» Items:
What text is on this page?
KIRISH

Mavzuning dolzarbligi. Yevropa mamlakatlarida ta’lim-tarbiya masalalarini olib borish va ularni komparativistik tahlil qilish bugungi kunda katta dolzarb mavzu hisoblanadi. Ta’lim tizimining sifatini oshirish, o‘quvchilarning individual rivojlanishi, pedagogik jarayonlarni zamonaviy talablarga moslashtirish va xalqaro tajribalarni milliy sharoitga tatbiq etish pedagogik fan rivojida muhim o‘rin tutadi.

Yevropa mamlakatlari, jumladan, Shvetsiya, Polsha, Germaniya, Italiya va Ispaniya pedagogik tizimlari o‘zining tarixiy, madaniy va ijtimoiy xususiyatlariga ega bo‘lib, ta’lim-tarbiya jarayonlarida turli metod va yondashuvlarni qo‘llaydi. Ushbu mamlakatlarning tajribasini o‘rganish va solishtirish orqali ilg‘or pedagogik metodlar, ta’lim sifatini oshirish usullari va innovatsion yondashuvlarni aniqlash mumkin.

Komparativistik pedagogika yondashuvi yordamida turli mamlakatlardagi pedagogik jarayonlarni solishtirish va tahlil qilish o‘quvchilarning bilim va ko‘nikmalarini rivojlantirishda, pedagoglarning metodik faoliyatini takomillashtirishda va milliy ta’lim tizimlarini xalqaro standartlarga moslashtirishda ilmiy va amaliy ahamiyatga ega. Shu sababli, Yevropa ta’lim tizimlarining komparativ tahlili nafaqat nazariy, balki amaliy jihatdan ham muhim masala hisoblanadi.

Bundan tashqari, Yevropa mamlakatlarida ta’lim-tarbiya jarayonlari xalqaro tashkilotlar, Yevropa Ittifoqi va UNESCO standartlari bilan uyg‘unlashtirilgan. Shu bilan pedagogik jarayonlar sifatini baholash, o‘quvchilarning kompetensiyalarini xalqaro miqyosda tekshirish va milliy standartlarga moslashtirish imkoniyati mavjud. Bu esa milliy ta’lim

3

» Goal of the exercise: Output the records verbatim, from the first line to the last.

» Written answer:
What text is on this page?
KIRISH

Mavzuning dolzarbligi. Yevropa mamlakatlarida ta’lim-tarbiya masalalarini olib borish va ularni komparativistik tahlil qilish bugungi kunda katta dolzarb mavzu hisoblanadi. Ta’lim tizimining sifatini oshirish, o‘quvchilarning individual rivojlanishi, pedagogik jarayonlarni zamonaviy talablarga moslashtirish va xalqaro tajribalarni milliy sharoitga tatbiq etish pedagogik fan rivojida muhim o‘rin tutadi.

Yevropa mamlakatlari, jumladan, Shvetsiya, Polsha, Germaniya, Italiya va Ispaniya pedagogik tizimlari o‘zining tarixiy, madaniy va ijtimoiy xususiyatlariga ega bo‘lib, ta’lim-tarbiya jarayonlarida turli metod va yondashuvlarni qo‘llaydi. Ushbu mamlakatlarning tajribasini o‘rganish va solishtirish orqali ilg‘or pedagogik metodlar, ta’lim sifatini oshirish usullari va innovatsion yondashuvlarni aniqlash mumkin.

Komparativistik pedagogika yondashuvi yordamida turli mamlakatlardagi pedagogik jarayonlarni solishtirish va tahlil qilish o‘quvchilarning bilim va ko‘nikmalarini rivojlantirishda, pedagoglarning metodik faoliyatini takomillashtirishda va milliy ta’lim tizimlarini xalqaro standartlarga moslashtirishda ilmiy va amaliy ahamiyatga ega. Shu sababli, Yevropa ta’lim tizimlarining komparativ tahlili nafaqat nazariy, balki amaliy jihatdan ham muhim masala hisoblanadi.

Bundan tashqari, Yevropa mamlakatlarida ta’lim-tarbiya jarayonlari xalqaro tashkilotlar, Yevropa Ittifoqi va UNESCO standartlari bilan uyg‘unlashtirilgan. Shu bilan pedagogik jarayonlar sifatini baholash, o‘quvchilarning kompetensiyalarini xalqaro miqyosda tekshirish va milliy standartlarga moslashtirish imkoniyati mavjud. Bu esa milliy ta’lim

3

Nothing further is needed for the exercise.